WHAT YOU WILL DO |
Quote the listing in full, exactly as given, minus any pictures.

** MATERIAL FOR THE TASK follows **

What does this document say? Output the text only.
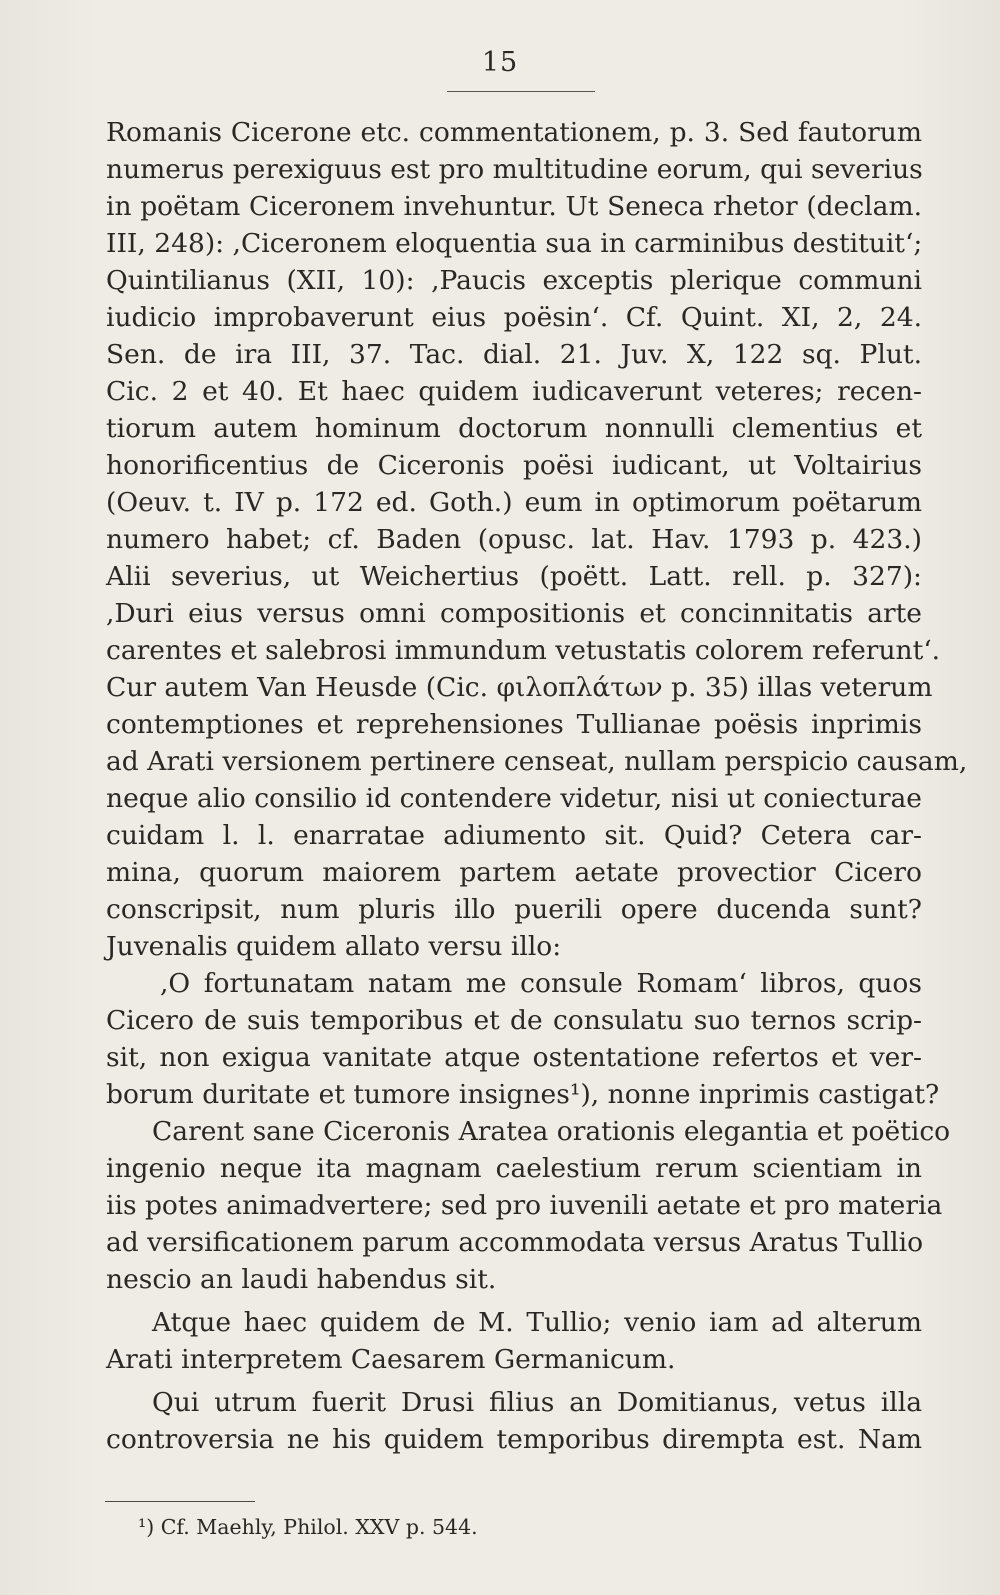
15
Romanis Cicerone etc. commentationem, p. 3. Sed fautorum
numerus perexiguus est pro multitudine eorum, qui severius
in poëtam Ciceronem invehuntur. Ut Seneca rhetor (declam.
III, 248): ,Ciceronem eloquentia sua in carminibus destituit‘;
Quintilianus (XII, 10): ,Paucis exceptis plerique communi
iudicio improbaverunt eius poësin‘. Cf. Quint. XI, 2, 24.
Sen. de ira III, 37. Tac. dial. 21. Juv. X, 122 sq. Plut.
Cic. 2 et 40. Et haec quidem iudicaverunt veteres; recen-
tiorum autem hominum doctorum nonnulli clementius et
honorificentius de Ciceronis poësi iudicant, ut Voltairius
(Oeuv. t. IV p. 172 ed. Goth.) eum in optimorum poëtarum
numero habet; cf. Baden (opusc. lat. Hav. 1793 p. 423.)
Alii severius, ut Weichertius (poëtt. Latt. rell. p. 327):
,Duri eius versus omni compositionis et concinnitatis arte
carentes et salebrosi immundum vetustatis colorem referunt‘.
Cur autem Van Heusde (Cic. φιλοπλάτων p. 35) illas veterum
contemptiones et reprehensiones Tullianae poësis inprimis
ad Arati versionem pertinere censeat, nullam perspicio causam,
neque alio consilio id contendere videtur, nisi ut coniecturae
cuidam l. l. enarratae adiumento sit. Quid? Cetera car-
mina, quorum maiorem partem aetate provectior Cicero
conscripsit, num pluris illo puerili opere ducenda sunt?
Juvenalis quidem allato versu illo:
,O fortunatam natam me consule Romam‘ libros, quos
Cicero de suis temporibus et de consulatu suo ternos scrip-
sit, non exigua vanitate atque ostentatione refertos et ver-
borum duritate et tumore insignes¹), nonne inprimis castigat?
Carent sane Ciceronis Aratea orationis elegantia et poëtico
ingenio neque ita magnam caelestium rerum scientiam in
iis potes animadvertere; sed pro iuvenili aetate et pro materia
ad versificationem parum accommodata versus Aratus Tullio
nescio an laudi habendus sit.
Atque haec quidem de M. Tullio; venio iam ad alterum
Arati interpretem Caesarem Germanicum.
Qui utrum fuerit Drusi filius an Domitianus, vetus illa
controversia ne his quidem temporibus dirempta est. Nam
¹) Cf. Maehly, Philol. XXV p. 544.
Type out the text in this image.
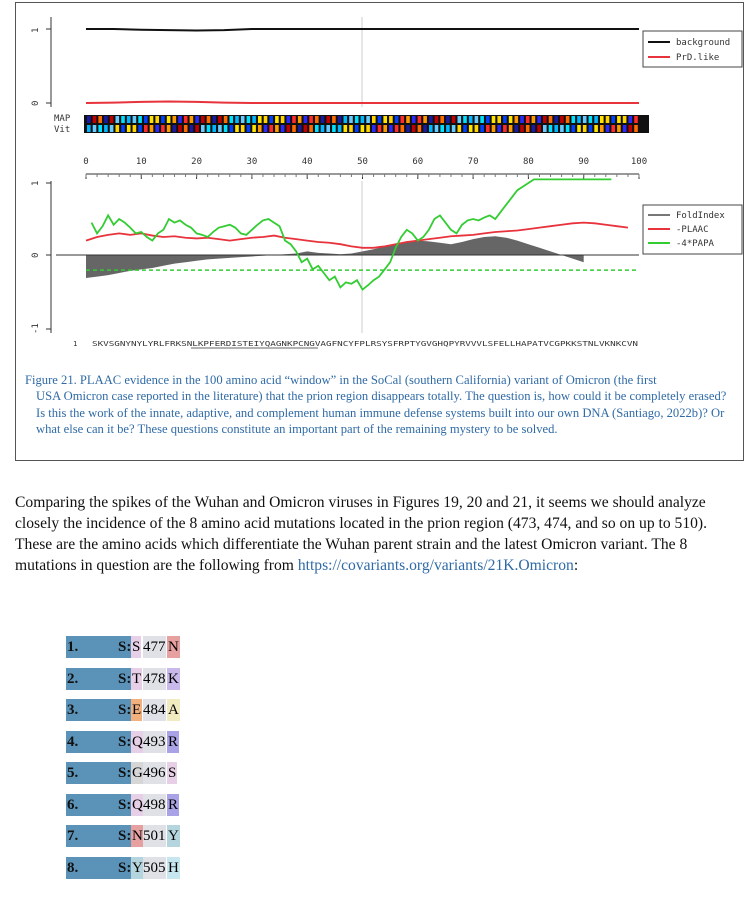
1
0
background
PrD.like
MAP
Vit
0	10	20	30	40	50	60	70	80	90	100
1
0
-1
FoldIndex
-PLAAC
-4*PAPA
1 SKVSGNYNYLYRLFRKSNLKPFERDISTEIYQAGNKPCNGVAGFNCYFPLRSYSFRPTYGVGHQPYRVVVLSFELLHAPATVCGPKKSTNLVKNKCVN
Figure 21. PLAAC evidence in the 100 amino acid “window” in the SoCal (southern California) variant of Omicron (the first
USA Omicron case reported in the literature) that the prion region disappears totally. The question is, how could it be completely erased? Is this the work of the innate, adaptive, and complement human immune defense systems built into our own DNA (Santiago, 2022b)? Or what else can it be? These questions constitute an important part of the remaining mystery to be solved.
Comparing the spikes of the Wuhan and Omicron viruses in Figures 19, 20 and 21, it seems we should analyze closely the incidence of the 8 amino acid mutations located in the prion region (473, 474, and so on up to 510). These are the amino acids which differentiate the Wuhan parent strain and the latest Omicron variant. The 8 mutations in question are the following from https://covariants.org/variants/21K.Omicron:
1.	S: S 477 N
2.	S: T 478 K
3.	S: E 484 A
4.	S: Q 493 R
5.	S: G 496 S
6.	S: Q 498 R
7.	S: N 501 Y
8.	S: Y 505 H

** End of MATERIAL FOR THE TASK **

TASK RESPONSE |
What does this document say? Output the text only.
15
Romanis Cicerone etc. commentationem, p. 3. Sed fautorum
numerus perexiguus est pro multitudine eorum, qui severius
in poëtam Ciceronem invehuntur. Ut Seneca rhetor (declam.
III, 248): ,Ciceronem eloquentia sua in carminibus destituit‘;
Quintilianus (XII, 10): ,Paucis exceptis plerique communi
iudicio improbaverunt eius poësin‘. Cf. Quint. XI, 2, 24.
Sen. de ira III, 37. Tac. dial. 21. Juv. X, 122 sq. Plut.
Cic. 2 et 40. Et haec quidem iudicaverunt veteres; recen-
tiorum autem hominum doctorum nonnulli clementius et
honorificentius de Ciceronis poësi iudicant, ut Voltairius
(Oeuv. t. IV p. 172 ed. Goth.) eum in optimorum poëtarum
numero habet; cf. Baden (opusc. lat. Hav. 1793 p. 423.)
Alii severius, ut Weichertius (poëtt. Latt. rell. p. 327):
,Duri eius versus omni compositionis et concinnitatis arte
carentes et salebrosi immundum vetustatis colorem referunt‘.
Cur autem Van Heusde (Cic. φιλοπλάτων p. 35) illas veterum
contemptiones et reprehensiones Tullianae poësis inprimis
ad Arati versionem pertinere censeat, nullam perspicio causam,
neque alio consilio id contendere videtur, nisi ut coniecturae
cuidam l. l. enarratae adiumento sit. Quid? Cetera car-
mina, quorum maiorem partem aetate provectior Cicero
conscripsit, num pluris illo puerili opere ducenda sunt?
Juvenalis quidem allato versu illo:
,O fortunatam natam me consule Romam‘ libros, quos
Cicero de suis temporibus et de consulatu suo ternos scrip-
sit, non exigua vanitate atque ostentatione refertos et ver-
borum duritate et tumore insignes¹), nonne inprimis castigat?
Carent sane Ciceronis Aratea orationis elegantia et poëtico
ingenio neque ita magnam caelestium rerum scientiam in
iis potes animadvertere; sed pro iuvenili aetate et pro materia
ad versificationem parum accommodata versus Aratus Tullio
nescio an laudi habendus sit.
Atque haec quidem de M. Tullio; venio iam ad alterum
Arati interpretem Caesarem Germanicum.
Qui utrum fuerit Drusi filius an Domitianus, vetus illa
controversia ne his quidem temporibus dirempta est. Nam
¹) Cf. Maehly, Philol. XXV p. 544.
Type out the text in this image.
1
0
background
PrD.like
MAP
Vit
0	10	20	30	40	50	60	70	80	90	100
1
0
-1
FoldIndex
-PLAAC
-4*PAPA
1 SKVSGNYNYLYRLFRKSNLKPFERDISTEIYQAGNKPCNGVAGFNCYFPLRSYSFRPTYGVGHQPYRVVVLSFELLHAPATVCGPKKSTNLVKNKCVN
Figure 21. PLAAC evidence in the 100 amino acid “window” in the SoCal (southern California) variant of Omicron (the first
USA Omicron case reported in the literature) that the prion region disappears totally. The question is, how could it be completely erased? Is this the work of the innate, adaptive, and complement human immune defense systems built into our own DNA (Santiago, 2022b)? Or what else can it be? These questions constitute an important part of the remaining mystery to be solved.
Comparing the spikes of the Wuhan and Omicron viruses in Figures 19, 20 and 21, it seems we should analyze closely the incidence of the 8 amino acid mutations located in the prion region (473, 474, and so on up to 510). These are the amino acids which differentiate the Wuhan parent strain and the latest Omicron variant. The 8 mutations in question are the following from https://covariants.org/variants/21K.Omicron:
1.	S: S 477 N
2.	S: T 478 K
3.	S: E 484 A
4.	S: Q 493 R
5.	S: G 496 S
6.	S: Q 498 R
7.	S: N 501 Y
8.	S: Y 505 H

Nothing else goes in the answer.